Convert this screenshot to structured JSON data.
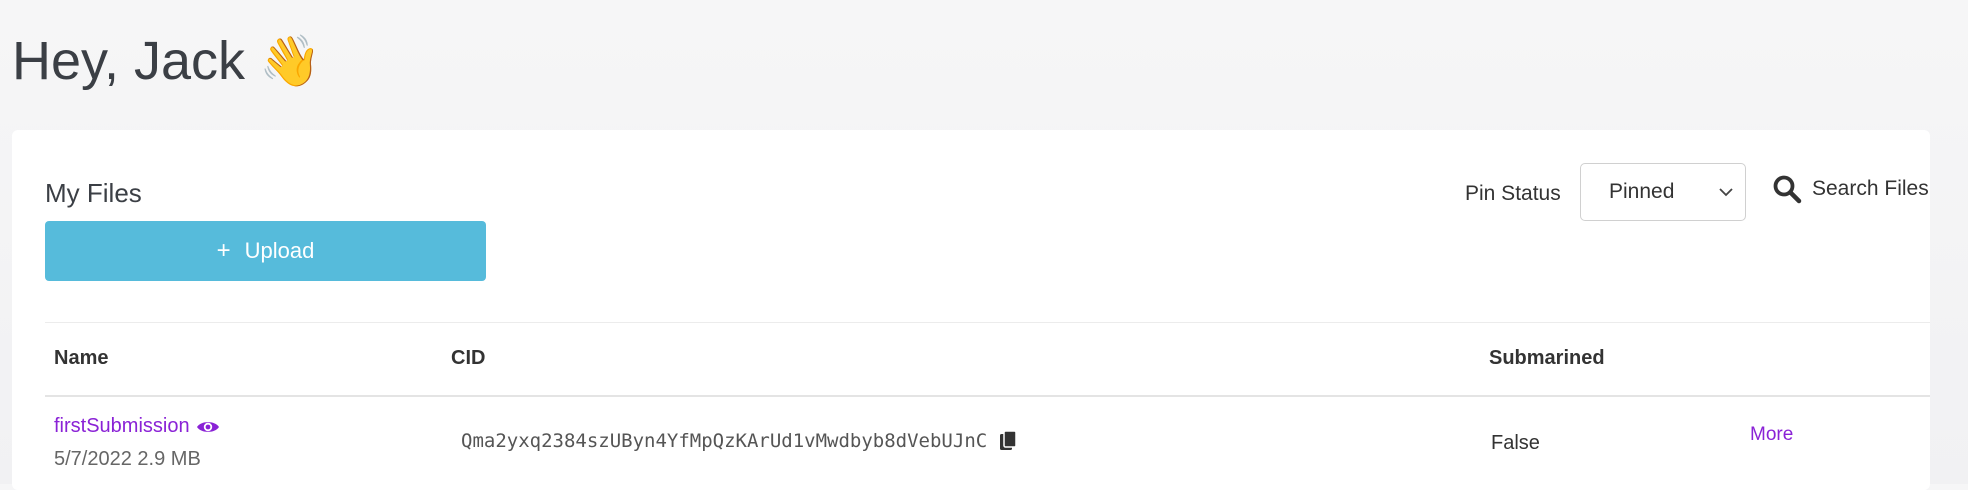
{
  "header": {
    "greeting": "Hey, Jack",
    "wave_emoji": "👋"
  },
  "files_panel": {
    "title": "My Files",
    "upload_label": "Upload",
    "pin_status_label": "Pin Status",
    "pin_status_selected": "Pinned",
    "search_label": "Search Files"
  },
  "table": {
    "columns": {
      "name": "Name",
      "cid": "CID",
      "submarined": "Submarined"
    },
    "rows": [
      {
        "name": "firstSubmission",
        "date": "5/7/2022",
        "size": "2.9 MB",
        "cid": "Qma2yxq2384szUByn4YfMpQzKArUd1vMwdbyb8dVebUJnC",
        "submarined": "False",
        "more_label": "More"
      }
    ]
  },
  "colors": {
    "accent": "#8a22d6",
    "upload_button": "#56bbdb"
  }
}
········
STATED TASK> Filter the entries and copy out every line with the word "submarined".

FULL RESPONSE>
      "submarined": "Submarined"
        "submarined": "False",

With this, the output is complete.